Write the material out again exactly.

**Stored data:**
■ ■ ■ ■ ■ ■ ■

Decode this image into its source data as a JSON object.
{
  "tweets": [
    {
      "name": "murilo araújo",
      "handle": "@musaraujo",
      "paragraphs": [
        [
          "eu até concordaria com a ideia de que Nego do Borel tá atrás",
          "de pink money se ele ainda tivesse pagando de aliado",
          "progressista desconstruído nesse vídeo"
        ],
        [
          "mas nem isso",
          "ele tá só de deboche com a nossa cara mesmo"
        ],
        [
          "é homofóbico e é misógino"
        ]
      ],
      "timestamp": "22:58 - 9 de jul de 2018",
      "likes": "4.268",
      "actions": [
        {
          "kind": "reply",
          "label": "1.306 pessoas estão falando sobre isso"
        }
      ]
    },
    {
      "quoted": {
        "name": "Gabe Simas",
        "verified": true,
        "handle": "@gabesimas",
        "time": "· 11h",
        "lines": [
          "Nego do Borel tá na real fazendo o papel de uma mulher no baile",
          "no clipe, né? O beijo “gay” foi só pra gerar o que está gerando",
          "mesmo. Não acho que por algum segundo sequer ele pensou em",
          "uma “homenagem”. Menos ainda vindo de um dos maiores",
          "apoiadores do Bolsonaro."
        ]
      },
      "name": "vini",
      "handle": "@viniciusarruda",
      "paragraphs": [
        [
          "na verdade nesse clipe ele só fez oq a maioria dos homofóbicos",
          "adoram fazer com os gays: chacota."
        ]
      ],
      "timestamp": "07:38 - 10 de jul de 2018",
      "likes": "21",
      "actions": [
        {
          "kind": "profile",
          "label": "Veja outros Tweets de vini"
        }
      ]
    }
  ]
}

■ ■ ■ ■ ■ ■ ■

**Full response:**
Decode this image into its source data as a JSON object.
{
  "tweets": [
    {
      "name": "murilo araújo",
      "handle": "@musaraujo",
      "paragraphs": [
        [
          "eu até concordaria com a ideia de que Nego do Borel tá atrás",
          "de pink money se ele ainda tivesse pagando de aliado",
          "progressista desconstruído nesse vídeo"
        ],
        [
          "mas nem isso",
          "ele tá só de deboche com a nossa cara mesmo"
        ],
        [
          "é homofóbico e é misógino"
        ]
      ],
      "timestamp": "22:58 - 9 de jul de 2018",
      "likes": "4.268",
      "actions": [
        {
          "kind": "reply",
          "label": "1.306 pessoas estão falando sobre isso"
        }
      ]
    },
    {
      "quoted": {
        "name": "Gabe Simas",
        "verified": true,
        "handle": "@gabesimas",
        "time": "· 11h",
        "lines": [
          "Nego do Borel tá na real fazendo o papel de uma mulher no baile",
          "no clipe, né? O beijo “gay” foi só pra gerar o que está gerando",
          "mesmo. Não acho que por algum segundo sequer ele pensou em",
          "uma “homenagem”. Menos ainda vindo de um dos maiores",
          "apoiadores do Bolsonaro."
        ]
      },
      "name": "vini",
      "handle": "@viniciusarruda",
      "paragraphs": [
        [
          "na verdade nesse clipe ele só fez oq a maioria dos homofóbicos",
          "adoram fazer com os gays: chacota."
        ]
      ],
      "timestamp": "07:38 - 10 de jul de 2018",
      "likes": "21",
      "actions": [
        {
          "kind": "profile",
          "label": "Veja outros Tweets de vini"
        }
      ]
    }
  ]
}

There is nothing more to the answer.